Answer with one number only: the number of lines that include the word "South".

※ ※ ※

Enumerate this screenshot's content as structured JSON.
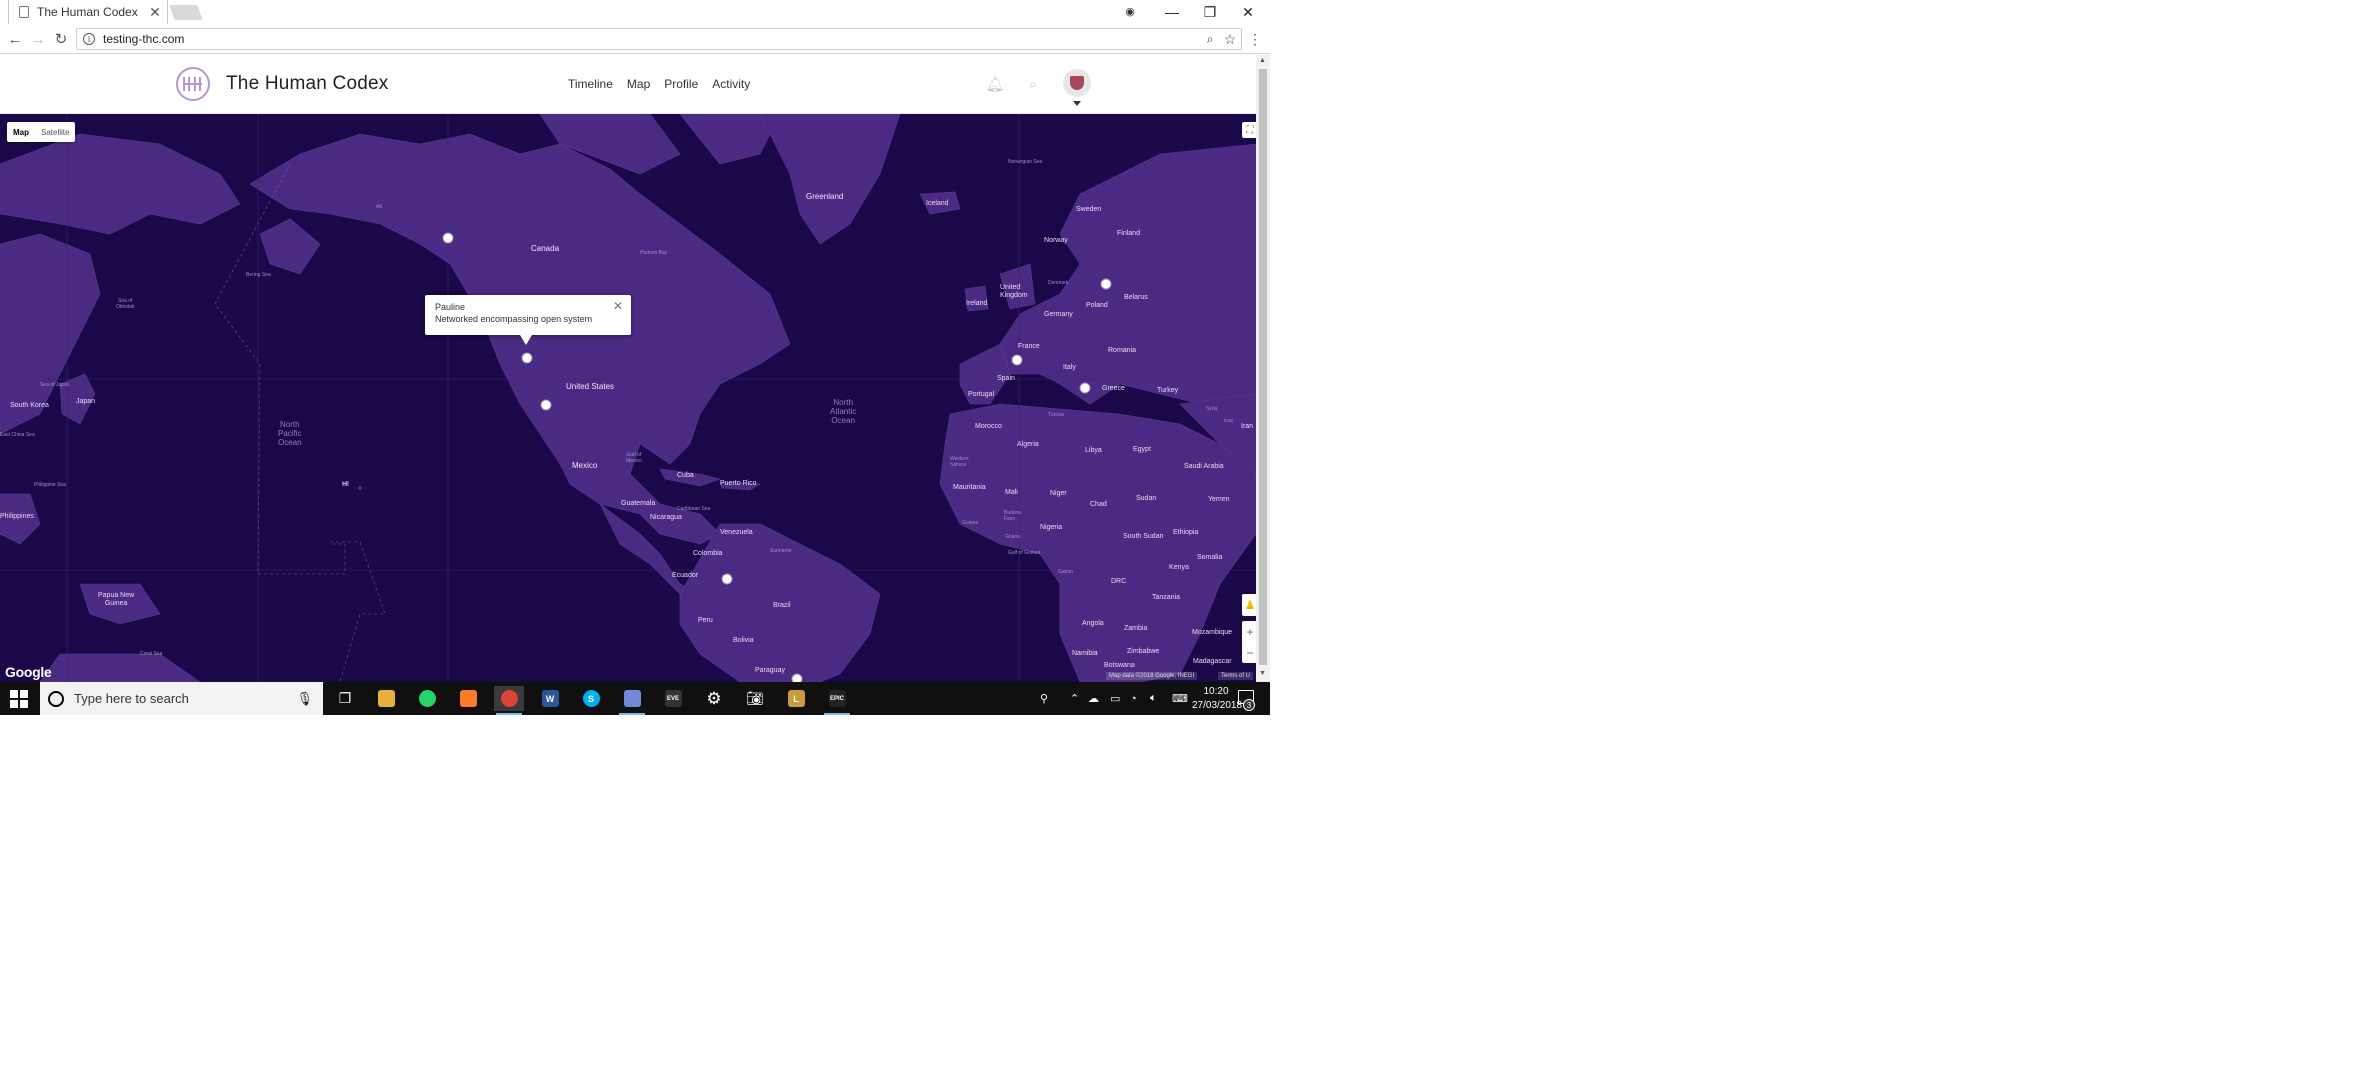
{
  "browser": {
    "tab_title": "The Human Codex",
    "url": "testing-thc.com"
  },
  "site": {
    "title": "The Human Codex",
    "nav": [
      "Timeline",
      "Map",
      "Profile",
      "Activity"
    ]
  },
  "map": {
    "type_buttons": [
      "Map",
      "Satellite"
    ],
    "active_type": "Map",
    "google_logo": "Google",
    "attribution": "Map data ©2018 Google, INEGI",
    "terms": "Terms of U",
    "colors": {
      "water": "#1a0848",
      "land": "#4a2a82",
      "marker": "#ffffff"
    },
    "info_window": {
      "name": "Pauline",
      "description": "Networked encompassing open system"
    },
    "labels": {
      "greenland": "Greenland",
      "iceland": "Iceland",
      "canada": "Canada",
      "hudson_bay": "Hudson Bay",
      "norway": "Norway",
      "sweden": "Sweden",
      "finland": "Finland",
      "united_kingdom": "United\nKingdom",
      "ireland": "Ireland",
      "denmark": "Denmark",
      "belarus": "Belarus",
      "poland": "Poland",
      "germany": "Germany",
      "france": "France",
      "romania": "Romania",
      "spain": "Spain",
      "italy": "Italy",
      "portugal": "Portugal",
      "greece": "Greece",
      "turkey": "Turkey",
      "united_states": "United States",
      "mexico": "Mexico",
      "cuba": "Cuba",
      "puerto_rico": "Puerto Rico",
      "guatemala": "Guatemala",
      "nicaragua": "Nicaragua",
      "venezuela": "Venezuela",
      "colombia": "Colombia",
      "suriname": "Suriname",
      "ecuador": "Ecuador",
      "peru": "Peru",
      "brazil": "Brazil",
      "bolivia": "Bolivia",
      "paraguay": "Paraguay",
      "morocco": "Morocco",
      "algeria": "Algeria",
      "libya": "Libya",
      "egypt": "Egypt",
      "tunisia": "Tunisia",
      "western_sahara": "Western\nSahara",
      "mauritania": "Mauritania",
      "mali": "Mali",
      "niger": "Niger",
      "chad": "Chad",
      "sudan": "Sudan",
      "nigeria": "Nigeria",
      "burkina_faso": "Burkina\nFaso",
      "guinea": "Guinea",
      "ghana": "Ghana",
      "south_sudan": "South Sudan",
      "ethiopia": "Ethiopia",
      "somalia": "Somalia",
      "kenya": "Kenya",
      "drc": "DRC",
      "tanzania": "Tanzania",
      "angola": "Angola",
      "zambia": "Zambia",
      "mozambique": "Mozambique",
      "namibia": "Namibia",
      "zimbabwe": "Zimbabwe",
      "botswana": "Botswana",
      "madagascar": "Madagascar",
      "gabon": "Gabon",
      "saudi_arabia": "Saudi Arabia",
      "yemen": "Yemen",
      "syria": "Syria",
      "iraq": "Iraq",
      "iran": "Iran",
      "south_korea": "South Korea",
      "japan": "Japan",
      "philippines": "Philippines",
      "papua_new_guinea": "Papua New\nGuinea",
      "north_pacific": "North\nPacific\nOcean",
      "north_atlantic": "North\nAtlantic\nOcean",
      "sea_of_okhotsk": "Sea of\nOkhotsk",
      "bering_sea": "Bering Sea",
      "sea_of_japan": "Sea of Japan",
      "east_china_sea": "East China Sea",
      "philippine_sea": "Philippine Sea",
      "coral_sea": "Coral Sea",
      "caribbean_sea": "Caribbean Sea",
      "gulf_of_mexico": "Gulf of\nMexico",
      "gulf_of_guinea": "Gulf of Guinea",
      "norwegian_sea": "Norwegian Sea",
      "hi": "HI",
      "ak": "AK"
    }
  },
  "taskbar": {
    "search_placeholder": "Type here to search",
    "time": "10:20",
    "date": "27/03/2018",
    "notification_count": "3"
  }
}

※ ※ ※

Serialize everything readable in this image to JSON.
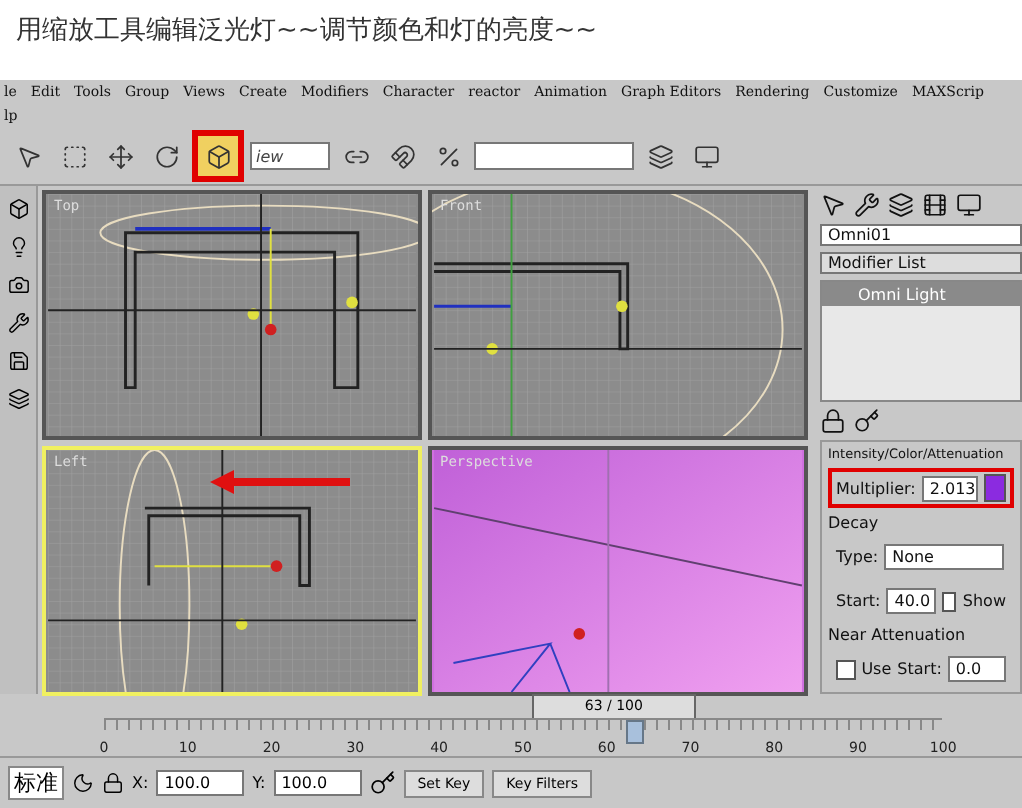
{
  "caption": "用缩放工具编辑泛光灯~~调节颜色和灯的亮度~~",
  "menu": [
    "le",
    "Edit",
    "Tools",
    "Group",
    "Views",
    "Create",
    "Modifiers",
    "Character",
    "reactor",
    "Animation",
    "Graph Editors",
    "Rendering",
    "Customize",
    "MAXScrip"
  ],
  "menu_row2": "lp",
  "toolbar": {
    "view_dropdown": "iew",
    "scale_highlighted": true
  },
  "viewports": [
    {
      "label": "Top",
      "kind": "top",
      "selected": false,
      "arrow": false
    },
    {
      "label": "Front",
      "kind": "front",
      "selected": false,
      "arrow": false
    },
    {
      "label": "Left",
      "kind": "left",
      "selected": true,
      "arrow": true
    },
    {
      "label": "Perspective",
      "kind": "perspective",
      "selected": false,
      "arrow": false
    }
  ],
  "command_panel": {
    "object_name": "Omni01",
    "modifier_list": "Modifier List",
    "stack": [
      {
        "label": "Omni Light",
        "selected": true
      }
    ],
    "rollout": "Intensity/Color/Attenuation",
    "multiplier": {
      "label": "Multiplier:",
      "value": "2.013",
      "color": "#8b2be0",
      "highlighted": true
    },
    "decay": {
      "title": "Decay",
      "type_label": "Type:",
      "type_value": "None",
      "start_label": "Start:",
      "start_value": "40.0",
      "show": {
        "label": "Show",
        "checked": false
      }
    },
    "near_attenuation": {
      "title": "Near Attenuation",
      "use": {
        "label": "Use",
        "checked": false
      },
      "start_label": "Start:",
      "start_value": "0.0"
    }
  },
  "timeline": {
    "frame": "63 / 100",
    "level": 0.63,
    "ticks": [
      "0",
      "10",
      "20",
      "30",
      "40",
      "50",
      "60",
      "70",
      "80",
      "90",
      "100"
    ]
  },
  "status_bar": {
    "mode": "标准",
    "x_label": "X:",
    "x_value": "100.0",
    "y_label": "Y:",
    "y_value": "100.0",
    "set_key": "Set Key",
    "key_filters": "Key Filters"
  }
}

※ ※ ※

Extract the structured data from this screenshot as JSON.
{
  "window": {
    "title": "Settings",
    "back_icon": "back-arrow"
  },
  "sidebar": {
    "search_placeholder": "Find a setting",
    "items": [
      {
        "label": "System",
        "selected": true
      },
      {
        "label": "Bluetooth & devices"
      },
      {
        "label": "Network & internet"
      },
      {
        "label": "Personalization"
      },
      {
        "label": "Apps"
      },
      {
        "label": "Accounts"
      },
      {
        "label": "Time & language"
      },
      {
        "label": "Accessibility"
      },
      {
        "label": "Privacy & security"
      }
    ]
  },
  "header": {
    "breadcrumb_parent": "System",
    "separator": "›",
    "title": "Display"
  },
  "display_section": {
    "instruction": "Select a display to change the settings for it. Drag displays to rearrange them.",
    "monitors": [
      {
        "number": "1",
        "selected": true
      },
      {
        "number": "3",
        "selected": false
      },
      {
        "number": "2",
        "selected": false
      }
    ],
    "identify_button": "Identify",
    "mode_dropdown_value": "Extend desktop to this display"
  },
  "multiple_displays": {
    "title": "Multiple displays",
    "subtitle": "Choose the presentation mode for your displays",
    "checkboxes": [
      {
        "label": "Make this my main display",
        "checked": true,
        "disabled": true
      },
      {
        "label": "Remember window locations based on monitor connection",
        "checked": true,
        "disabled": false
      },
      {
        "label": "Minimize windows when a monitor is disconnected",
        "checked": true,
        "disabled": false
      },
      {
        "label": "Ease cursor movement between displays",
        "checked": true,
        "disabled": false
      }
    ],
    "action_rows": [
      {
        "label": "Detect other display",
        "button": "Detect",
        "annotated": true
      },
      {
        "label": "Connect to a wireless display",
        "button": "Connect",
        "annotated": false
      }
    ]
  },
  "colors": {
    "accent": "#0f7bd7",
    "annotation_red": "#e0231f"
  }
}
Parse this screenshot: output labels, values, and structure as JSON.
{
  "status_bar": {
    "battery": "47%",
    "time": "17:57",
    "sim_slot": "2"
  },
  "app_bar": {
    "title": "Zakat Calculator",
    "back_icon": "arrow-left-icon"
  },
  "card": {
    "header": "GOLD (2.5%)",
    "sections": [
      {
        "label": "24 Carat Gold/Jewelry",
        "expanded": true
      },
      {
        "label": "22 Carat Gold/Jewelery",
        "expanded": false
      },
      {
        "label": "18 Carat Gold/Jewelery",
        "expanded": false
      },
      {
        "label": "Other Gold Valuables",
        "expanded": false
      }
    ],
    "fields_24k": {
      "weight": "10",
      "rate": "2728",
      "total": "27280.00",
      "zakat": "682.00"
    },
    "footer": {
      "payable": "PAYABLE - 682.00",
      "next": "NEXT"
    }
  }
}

※ ※ ※

* [Task solution]: 2